Leave out the pictures and copy the remaining records exactly.

START

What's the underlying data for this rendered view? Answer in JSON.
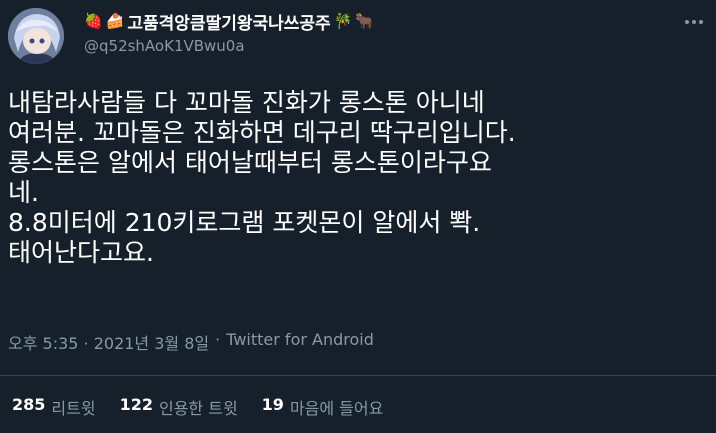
{
  "author": {
    "display_name": "고품격앙큼딸기왕국나쓰공주",
    "name_prefix_emojis": [
      "🍓",
      "🍰"
    ],
    "name_suffix_emojis": [
      "🎋",
      "🐂"
    ],
    "handle": "@q52shAoK1VBwu0a"
  },
  "tweet": {
    "lines": [
      "내탐라사람들 다 꼬마돌 진화가 롱스톤 아니네",
      "여러분. 꼬마돌은 진화하면 데구리 딱구리입니다.",
      "롱스톤은 알에서 태어날때부터 롱스톤이라구요",
      "네.",
      "8.8미터에 210키로그램 포켓몬이 알에서 뽝.",
      "태어난다고요."
    ]
  },
  "meta": {
    "timestamp": "오후 5:35 · 2021년 3월 8일",
    "separator": "·",
    "source": "Twitter for Android"
  },
  "stats": {
    "retweets": {
      "count": "285",
      "label": "리트윗"
    },
    "quotes": {
      "count": "122",
      "label": "인용한 트윗"
    },
    "likes": {
      "count": "19",
      "label": "마음에 들어요"
    }
  },
  "colors": {
    "background": "#15202b",
    "secondary_text": "#8899a6",
    "divider": "#38444d"
  },
  "icons": {
    "more": "more-horizontal-icon",
    "avatar": "anime-character-avatar"
  }
}
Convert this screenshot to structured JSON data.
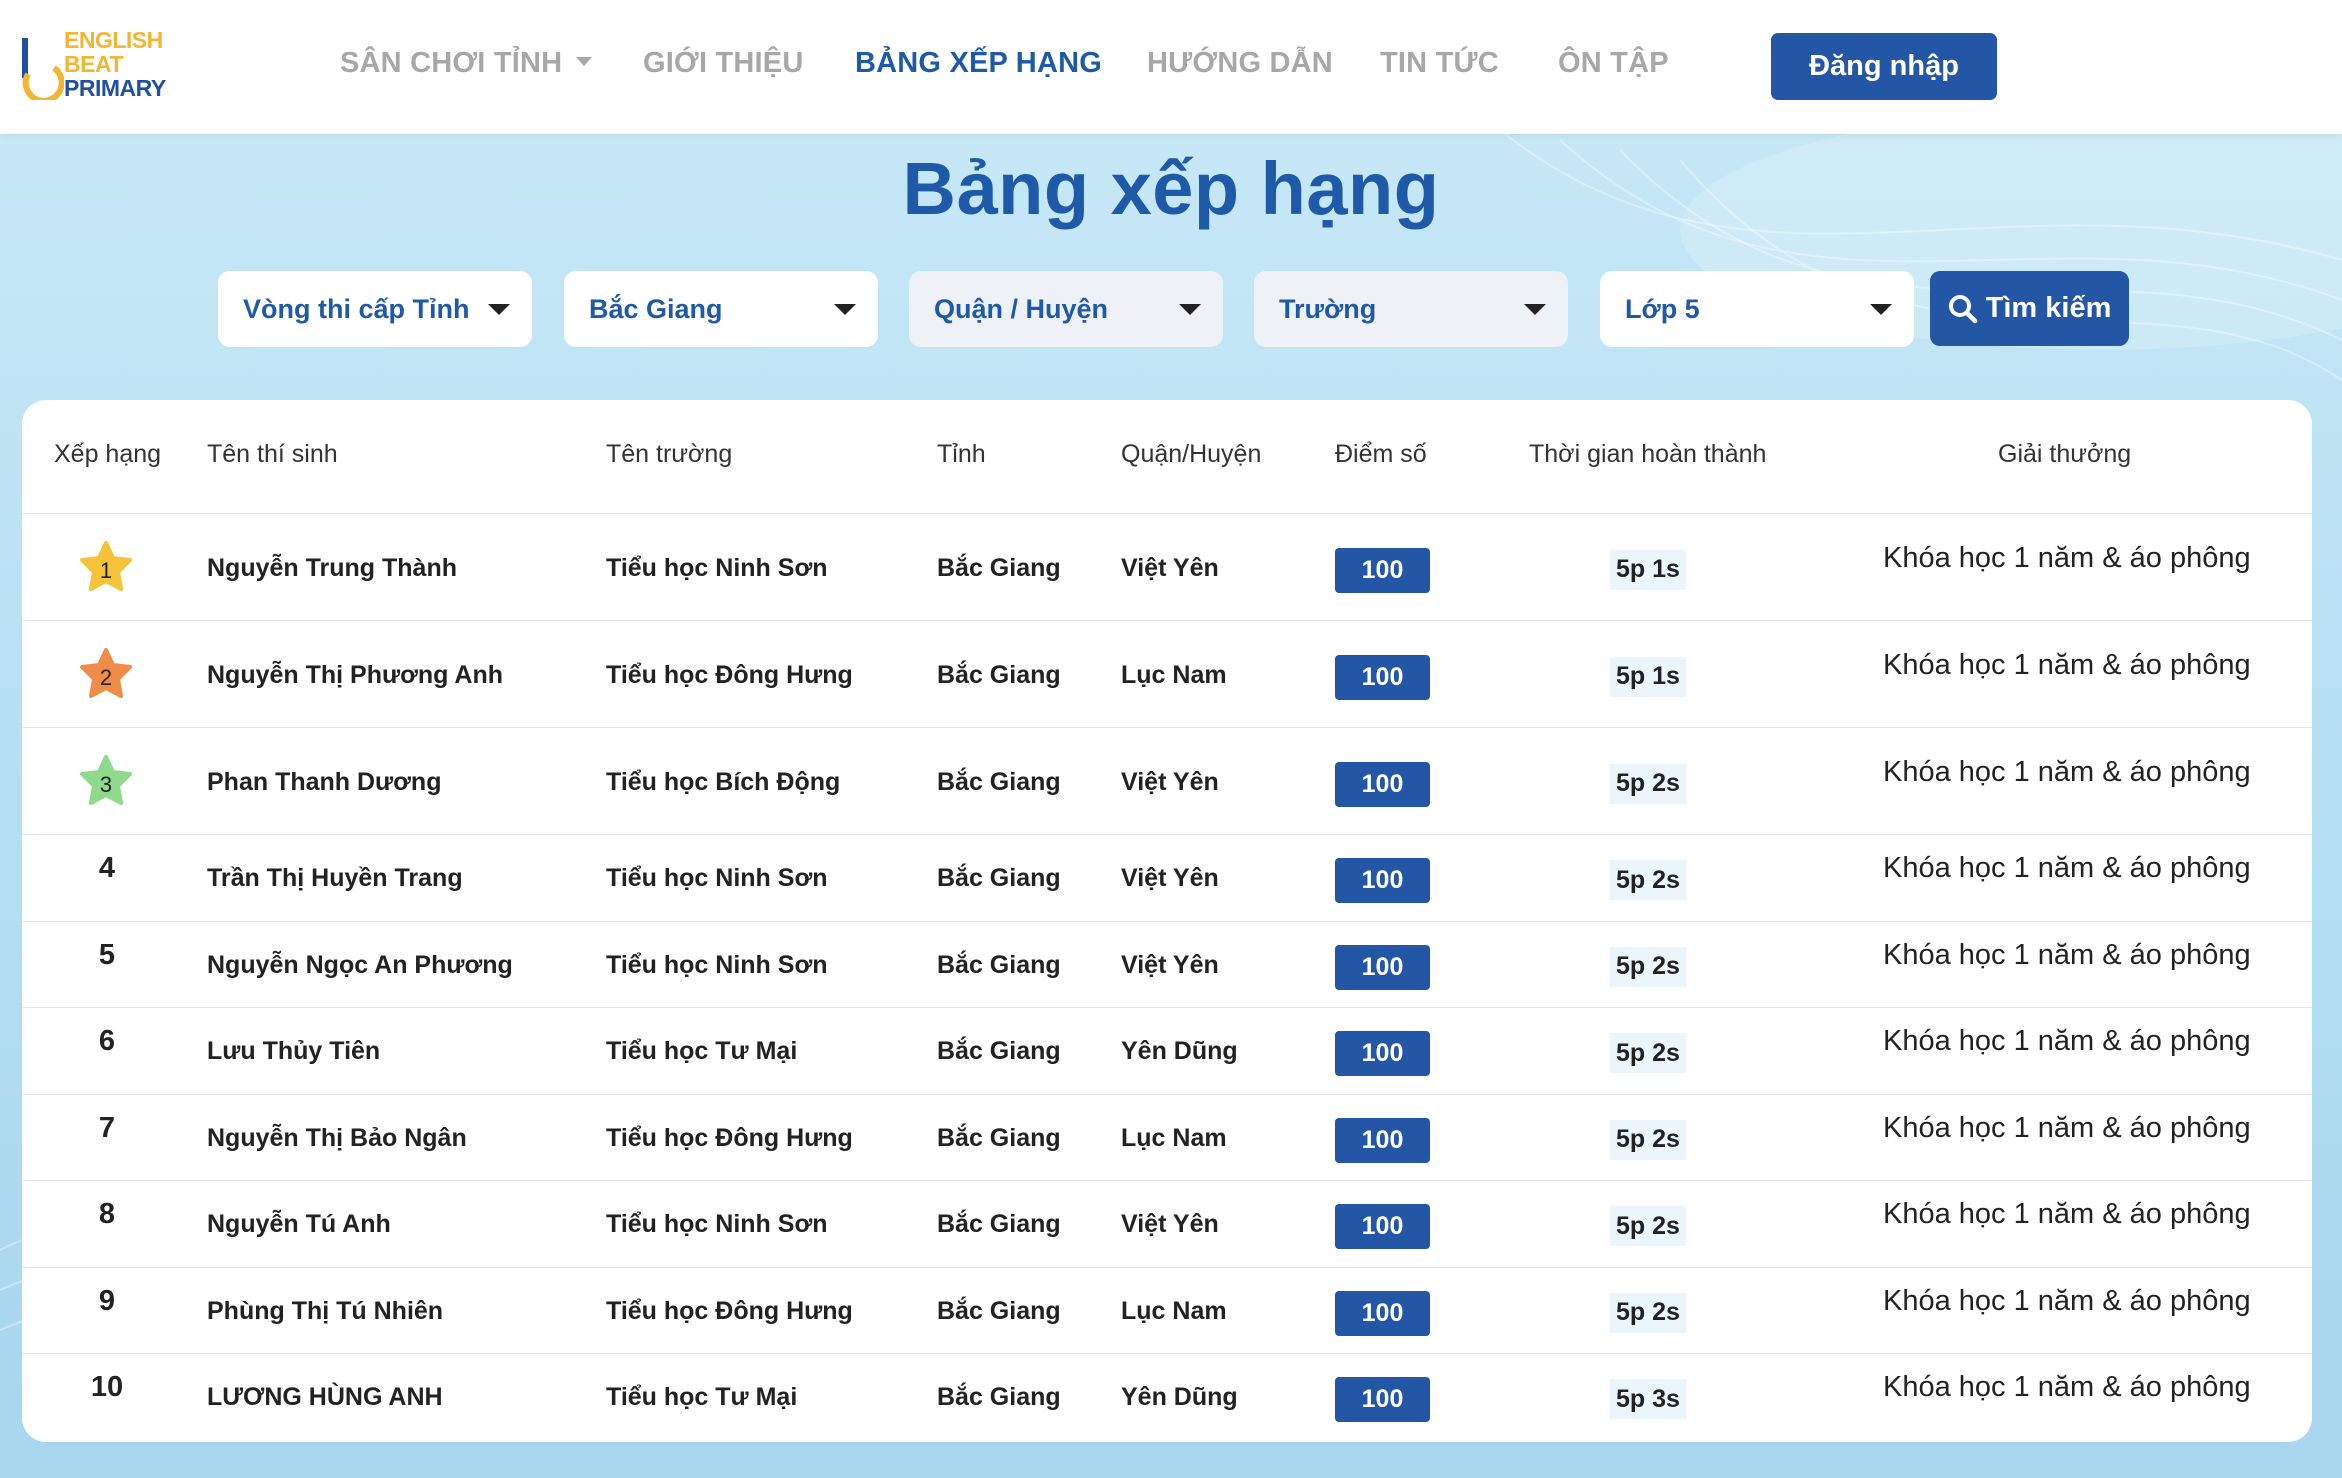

END

● Solution for this exercise:
What's the underlying data for this rendered view? Answer in JSON.
{
  "author": {
    "display_name": "고품격앙큼딸기왕국나쓰공주",
    "name_prefix_emojis": [
      "🍓",
      "🍰"
    ],
    "name_suffix_emojis": [
      "🎋",
      "🐂"
    ],
    "handle": "@q52shAoK1VBwu0a"
  },
  "tweet": {
    "lines": [
      "내탐라사람들 다 꼬마돌 진화가 롱스톤 아니네",
      "여러분. 꼬마돌은 진화하면 데구리 딱구리입니다.",
      "롱스톤은 알에서 태어날때부터 롱스톤이라구요",
      "네.",
      "8.8미터에 210키로그램 포켓몬이 알에서 뽝.",
      "태어난다고요."
    ]
  },
  "meta": {
    "timestamp": "오후 5:35 · 2021년 3월 8일",
    "separator": "·",
    "source": "Twitter for Android"
  },
  "stats": {
    "retweets": {
      "count": "285",
      "label": "리트윗"
    },
    "quotes": {
      "count": "122",
      "label": "인용한 트윗"
    },
    "likes": {
      "count": "19",
      "label": "마음에 들어요"
    }
  },
  "colors": {
    "background": "#15202b",
    "secondary_text": "#8899a6",
    "divider": "#38444d"
  },
  "icons": {
    "more": "more-horizontal-icon",
    "avatar": "anime-character-avatar"
  }
}
Convert this screenshot to structured JSON data.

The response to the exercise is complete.